For the listing below, give the number of lines that hold the string "living", without anything else.

------------------------------

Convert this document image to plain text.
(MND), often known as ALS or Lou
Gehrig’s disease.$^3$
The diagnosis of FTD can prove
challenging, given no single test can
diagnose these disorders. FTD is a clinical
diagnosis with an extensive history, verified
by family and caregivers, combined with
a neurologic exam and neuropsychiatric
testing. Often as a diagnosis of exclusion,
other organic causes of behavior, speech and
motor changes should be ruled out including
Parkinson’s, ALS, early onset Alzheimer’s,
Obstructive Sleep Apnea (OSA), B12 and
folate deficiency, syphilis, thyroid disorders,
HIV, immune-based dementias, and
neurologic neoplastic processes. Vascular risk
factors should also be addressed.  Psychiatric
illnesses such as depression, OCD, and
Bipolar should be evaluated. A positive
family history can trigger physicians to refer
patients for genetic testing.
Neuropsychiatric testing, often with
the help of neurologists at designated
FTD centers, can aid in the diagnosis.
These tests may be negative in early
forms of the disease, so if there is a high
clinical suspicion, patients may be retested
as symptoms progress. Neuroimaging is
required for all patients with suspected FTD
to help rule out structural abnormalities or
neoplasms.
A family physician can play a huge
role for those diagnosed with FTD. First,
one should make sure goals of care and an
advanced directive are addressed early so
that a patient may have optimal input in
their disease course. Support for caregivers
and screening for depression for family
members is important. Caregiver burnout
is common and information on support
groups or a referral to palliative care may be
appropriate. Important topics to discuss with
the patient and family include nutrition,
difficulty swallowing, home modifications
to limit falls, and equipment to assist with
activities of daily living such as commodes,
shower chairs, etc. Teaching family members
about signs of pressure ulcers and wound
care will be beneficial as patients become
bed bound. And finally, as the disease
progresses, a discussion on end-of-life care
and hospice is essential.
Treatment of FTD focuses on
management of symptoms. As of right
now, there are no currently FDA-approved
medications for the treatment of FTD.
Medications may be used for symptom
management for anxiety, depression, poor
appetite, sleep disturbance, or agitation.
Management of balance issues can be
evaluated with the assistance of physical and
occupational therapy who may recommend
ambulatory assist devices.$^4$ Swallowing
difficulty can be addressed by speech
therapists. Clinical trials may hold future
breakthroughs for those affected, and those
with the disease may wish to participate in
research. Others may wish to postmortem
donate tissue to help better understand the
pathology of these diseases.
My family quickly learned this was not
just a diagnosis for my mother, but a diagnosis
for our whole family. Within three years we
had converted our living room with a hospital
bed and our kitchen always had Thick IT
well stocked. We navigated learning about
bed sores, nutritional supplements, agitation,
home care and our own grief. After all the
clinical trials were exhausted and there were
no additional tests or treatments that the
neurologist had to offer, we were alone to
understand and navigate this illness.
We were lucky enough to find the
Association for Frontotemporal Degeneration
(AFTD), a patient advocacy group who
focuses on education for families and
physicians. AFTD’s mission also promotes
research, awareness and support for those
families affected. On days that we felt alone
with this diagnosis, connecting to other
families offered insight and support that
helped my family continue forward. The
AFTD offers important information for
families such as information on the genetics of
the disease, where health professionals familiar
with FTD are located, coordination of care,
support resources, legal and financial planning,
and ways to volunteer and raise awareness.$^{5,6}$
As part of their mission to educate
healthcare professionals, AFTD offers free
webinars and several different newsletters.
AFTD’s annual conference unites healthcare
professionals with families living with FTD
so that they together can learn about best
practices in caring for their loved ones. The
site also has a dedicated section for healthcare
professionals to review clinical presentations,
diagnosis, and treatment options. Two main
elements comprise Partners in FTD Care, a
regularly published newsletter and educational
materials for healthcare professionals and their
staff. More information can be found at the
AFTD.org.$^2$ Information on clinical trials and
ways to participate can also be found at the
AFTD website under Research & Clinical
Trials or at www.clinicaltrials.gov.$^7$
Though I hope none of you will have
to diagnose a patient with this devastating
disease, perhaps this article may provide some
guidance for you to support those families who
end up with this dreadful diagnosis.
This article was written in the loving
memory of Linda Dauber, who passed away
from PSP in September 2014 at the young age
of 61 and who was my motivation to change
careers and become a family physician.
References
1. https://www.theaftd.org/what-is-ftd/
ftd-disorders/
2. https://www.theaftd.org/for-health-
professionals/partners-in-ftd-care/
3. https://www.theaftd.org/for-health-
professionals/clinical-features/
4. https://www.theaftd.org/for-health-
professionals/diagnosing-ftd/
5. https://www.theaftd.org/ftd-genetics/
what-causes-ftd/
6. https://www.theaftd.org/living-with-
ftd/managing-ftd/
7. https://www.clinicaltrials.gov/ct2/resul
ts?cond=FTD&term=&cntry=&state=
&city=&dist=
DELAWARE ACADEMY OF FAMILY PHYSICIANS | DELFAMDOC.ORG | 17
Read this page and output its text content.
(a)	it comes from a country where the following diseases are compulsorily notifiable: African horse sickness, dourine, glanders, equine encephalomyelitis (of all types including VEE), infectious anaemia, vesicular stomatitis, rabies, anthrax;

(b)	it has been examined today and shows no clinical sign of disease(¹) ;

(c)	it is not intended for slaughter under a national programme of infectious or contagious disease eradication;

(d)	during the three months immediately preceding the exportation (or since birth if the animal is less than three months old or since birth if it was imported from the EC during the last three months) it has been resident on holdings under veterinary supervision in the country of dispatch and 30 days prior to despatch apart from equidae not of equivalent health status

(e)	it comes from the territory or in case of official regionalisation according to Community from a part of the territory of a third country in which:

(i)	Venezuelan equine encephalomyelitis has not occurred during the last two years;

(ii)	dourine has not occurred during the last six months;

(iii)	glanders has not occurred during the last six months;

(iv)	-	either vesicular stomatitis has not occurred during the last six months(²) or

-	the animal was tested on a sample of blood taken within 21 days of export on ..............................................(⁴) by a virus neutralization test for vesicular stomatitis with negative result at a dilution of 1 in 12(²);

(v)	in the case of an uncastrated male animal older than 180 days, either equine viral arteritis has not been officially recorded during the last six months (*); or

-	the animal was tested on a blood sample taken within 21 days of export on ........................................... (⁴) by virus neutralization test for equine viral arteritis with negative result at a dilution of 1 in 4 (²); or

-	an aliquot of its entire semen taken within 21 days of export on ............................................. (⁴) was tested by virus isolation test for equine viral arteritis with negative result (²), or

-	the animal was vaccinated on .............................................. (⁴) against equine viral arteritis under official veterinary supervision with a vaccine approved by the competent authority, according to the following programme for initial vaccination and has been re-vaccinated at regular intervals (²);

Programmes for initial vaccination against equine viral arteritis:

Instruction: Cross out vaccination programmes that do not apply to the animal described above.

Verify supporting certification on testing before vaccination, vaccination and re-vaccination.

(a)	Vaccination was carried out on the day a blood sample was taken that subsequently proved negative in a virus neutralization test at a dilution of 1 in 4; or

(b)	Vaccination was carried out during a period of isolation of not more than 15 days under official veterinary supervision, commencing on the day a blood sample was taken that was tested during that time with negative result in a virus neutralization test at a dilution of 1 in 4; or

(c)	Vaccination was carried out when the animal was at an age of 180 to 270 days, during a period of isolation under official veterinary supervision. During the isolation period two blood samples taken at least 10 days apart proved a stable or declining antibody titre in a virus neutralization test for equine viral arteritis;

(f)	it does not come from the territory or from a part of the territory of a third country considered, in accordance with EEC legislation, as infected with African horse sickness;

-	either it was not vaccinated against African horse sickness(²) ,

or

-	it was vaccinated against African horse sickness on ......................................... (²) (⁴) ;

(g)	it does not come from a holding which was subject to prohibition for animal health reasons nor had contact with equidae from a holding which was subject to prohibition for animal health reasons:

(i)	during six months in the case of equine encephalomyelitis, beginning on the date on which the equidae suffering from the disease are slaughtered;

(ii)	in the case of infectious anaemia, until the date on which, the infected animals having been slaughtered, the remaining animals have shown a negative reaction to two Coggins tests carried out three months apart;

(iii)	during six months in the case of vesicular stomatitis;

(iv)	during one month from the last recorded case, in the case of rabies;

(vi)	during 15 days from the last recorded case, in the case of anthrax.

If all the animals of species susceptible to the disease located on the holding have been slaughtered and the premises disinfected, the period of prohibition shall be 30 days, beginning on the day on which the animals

------------------------------

Answer for the task: 4